BEGIN DATA FOR ANALYSIS
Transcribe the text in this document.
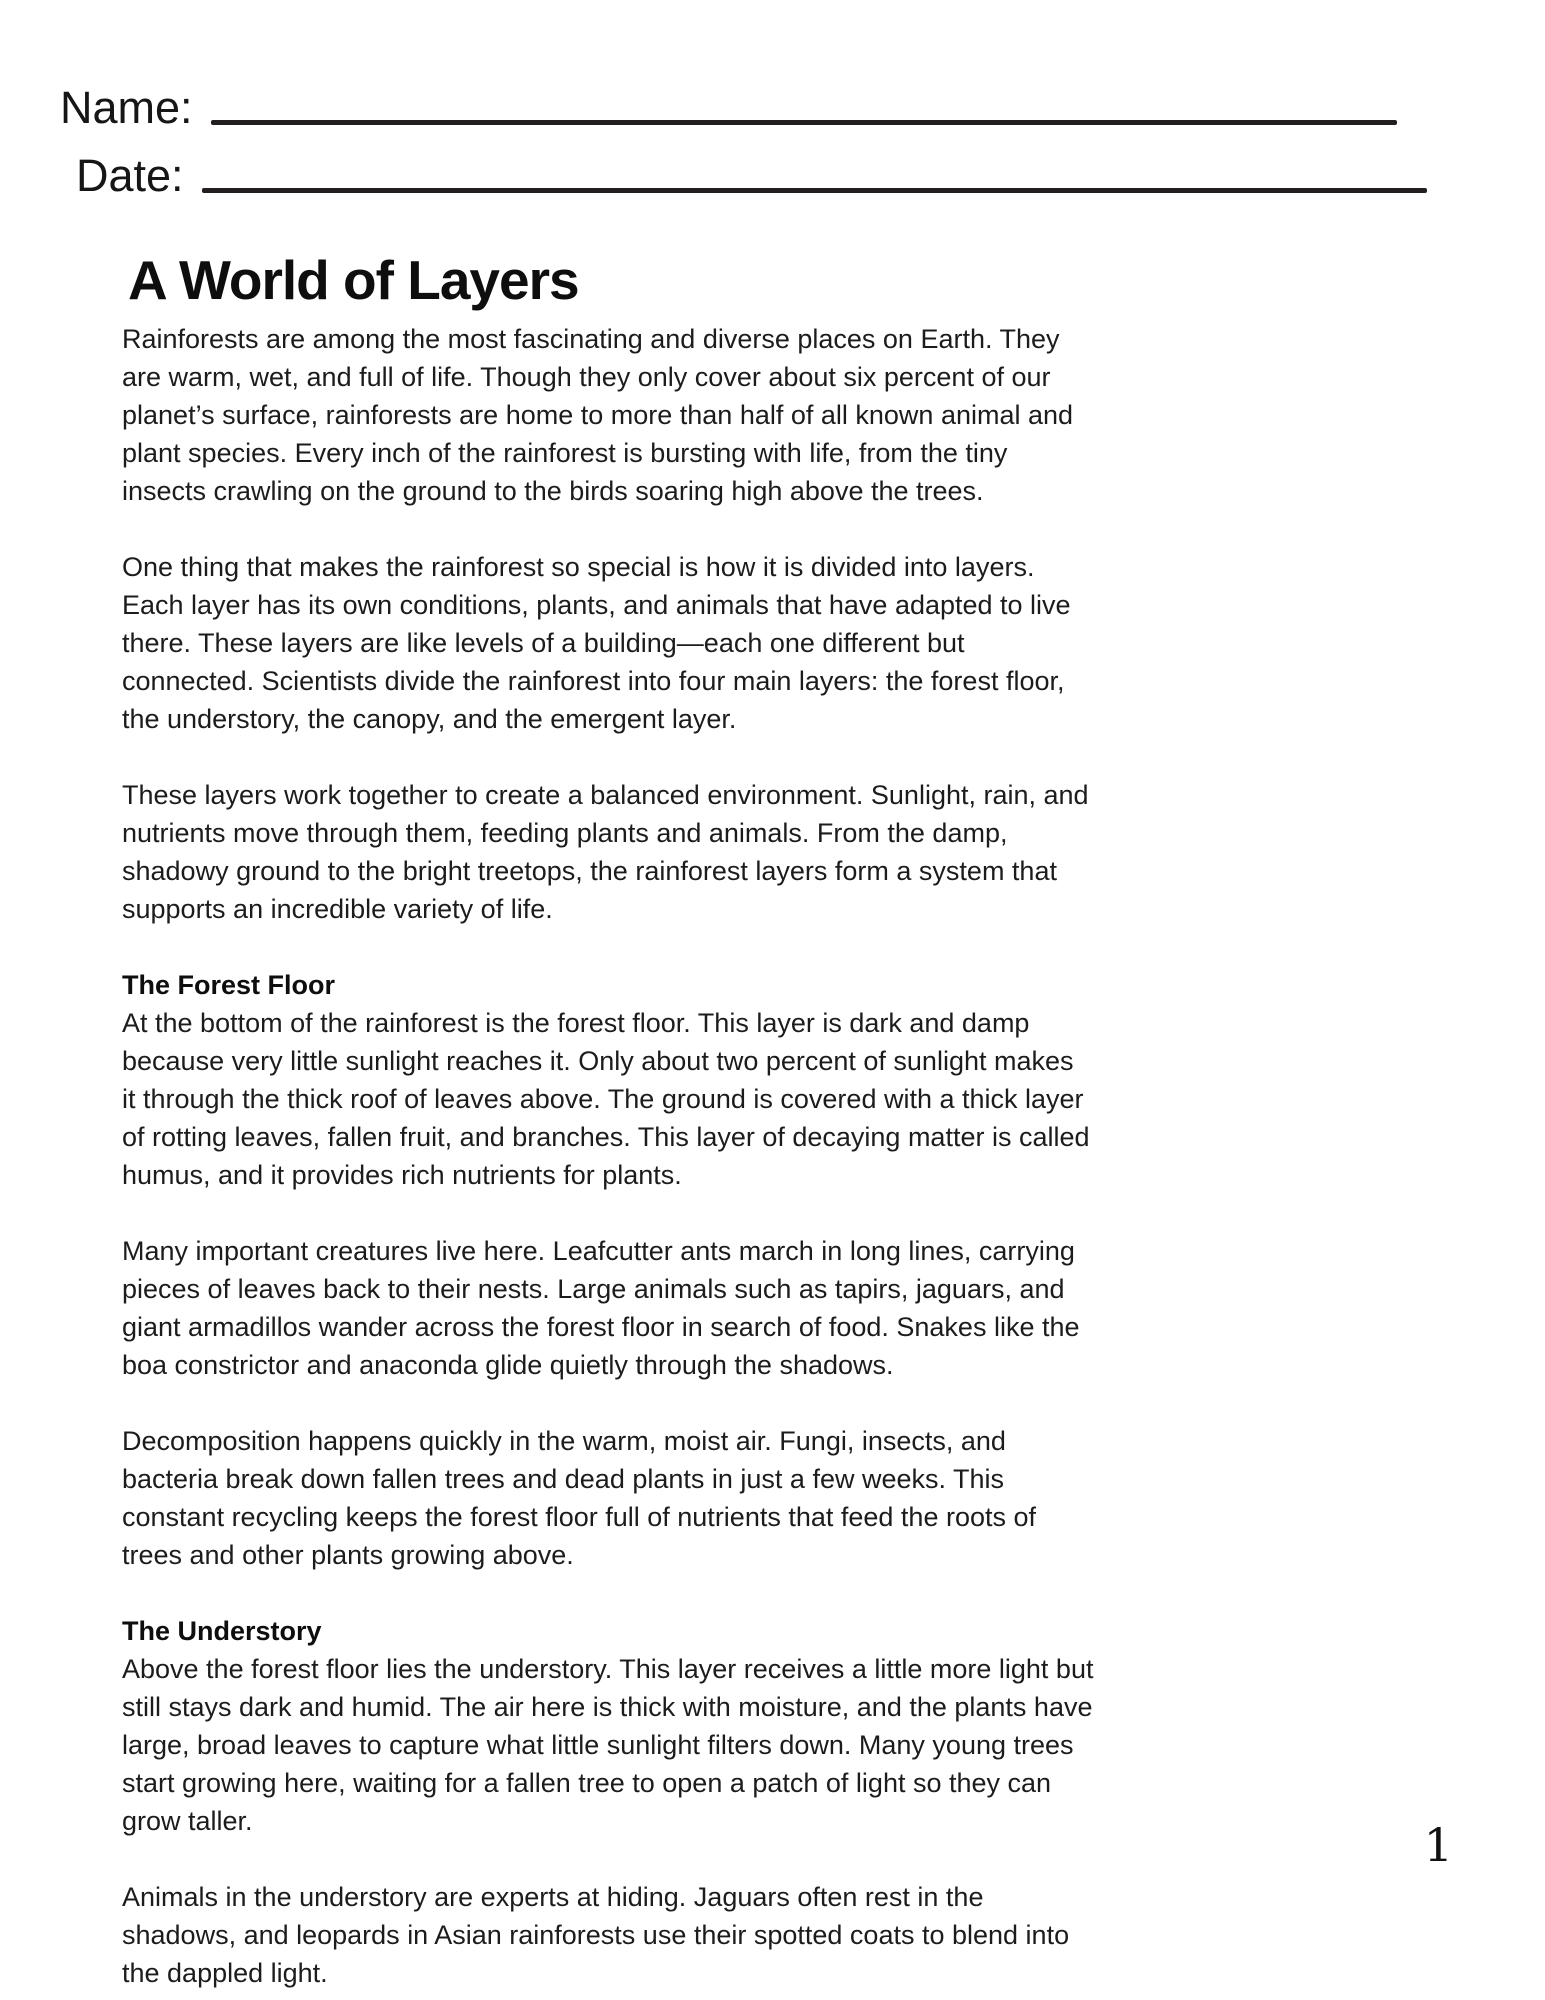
Name:
Date:
A World of Layers

Rainforests are among the most fascinating and diverse places on Earth. They are warm, wet, and full of life. Though they only cover about six percent of our planet’s surface, rainforests are home to more than half of all known animal and plant species. Every inch of the rainforest is bursting with life, from the tiny insects crawling on the ground to the birds soaring high above the trees.

One thing that makes the rainforest so special is how it is divided into layers. Each layer has its own conditions, plants, and animals that have adapted to live there. These layers are like levels of a building—each one different but connected. Scientists divide the rainforest into four main layers: the forest floor, the understory, the canopy, and the emergent layer.

These layers work together to create a balanced environment. Sunlight, rain, and nutrients move through them, feeding plants and animals. From the damp, shadowy ground to the bright treetops, the rainforest layers form a system that supports an incredible variety of life.

The Forest Floor

At the bottom of the rainforest is the forest floor. This layer is dark and damp because very little sunlight reaches it. Only about two percent of sunlight makes it through the thick roof of leaves above. The ground is covered with a thick layer of rotting leaves, fallen fruit, and branches. This layer of decaying matter is called humus, and it provides rich nutrients for plants.

Many important creatures live here. Leafcutter ants march in long lines, carrying pieces of leaves back to their nests. Large animals such as tapirs, jaguars, and giant armadillos wander across the forest floor in search of food. Snakes like the boa constrictor and anaconda glide quietly through the shadows.

Decomposition happens quickly in the warm, moist air. Fungi, insects, and bacteria break down fallen trees and dead plants in just a few weeks. This constant recycling keeps the forest floor full of nutrients that feed the roots of trees and other plants growing above.

The Understory

Above the forest floor lies the understory. This layer receives a little more light but still stays dark and humid. The air here is thick with moisture, and the plants have large, broad leaves to capture what little sunlight filters down. Many young trees start growing here, waiting for a fallen tree to open a patch of light so they can grow taller.

Animals in the understory are experts at hiding. Jaguars often rest in the shadows, and leopards in Asian rainforests use their spotted coats to blend into the dappled light.

1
END DATA FOR ANALYSIS
TRY IT |
If the data includes images, omit them, and set down everything else exactly as above.

WRITTEN ANSWER |
Transcribe the text in this document.
Name:
Date:
A World of Layers

Rainforests are among the most fascinating and diverse places on Earth. They are warm, wet, and full of life. Though they only cover about six percent of our planet’s surface, rainforests are home to more than half of all known animal and plant species. Every inch of the rainforest is bursting with life, from the tiny insects crawling on the ground to the birds soaring high above the trees.

One thing that makes the rainforest so special is how it is divided into layers. Each layer has its own conditions, plants, and animals that have adapted to live there. These layers are like levels of a building—each one different but connected. Scientists divide the rainforest into four main layers: the forest floor, the understory, the canopy, and the emergent layer.

These layers work together to create a balanced environment. Sunlight, rain, and nutrients move through them, feeding plants and animals. From the damp, shadowy ground to the bright treetops, the rainforest layers form a system that supports an incredible variety of life.

The Forest Floor

At the bottom of the rainforest is the forest floor. This layer is dark and damp because very little sunlight reaches it. Only about two percent of sunlight makes it through the thick roof of leaves above. The ground is covered with a thick layer of rotting leaves, fallen fruit, and branches. This layer of decaying matter is called humus, and it provides rich nutrients for plants.

Many important creatures live here. Leafcutter ants march in long lines, carrying pieces of leaves back to their nests. Large animals such as tapirs, jaguars, and giant armadillos wander across the forest floor in search of food. Snakes like the boa constrictor and anaconda glide quietly through the shadows.

Decomposition happens quickly in the warm, moist air. Fungi, insects, and bacteria break down fallen trees and dead plants in just a few weeks. This constant recycling keeps the forest floor full of nutrients that feed the roots of trees and other plants growing above.

The Understory

Above the forest floor lies the understory. This layer receives a little more light but still stays dark and humid. The air here is thick with moisture, and the plants have large, broad leaves to capture what little sunlight filters down. Many young trees start growing here, waiting for a fallen tree to open a patch of light so they can grow taller.

Animals in the understory are experts at hiding. Jaguars often rest in the shadows, and leopards in Asian rainforests use their spotted coats to blend into the dappled light.

1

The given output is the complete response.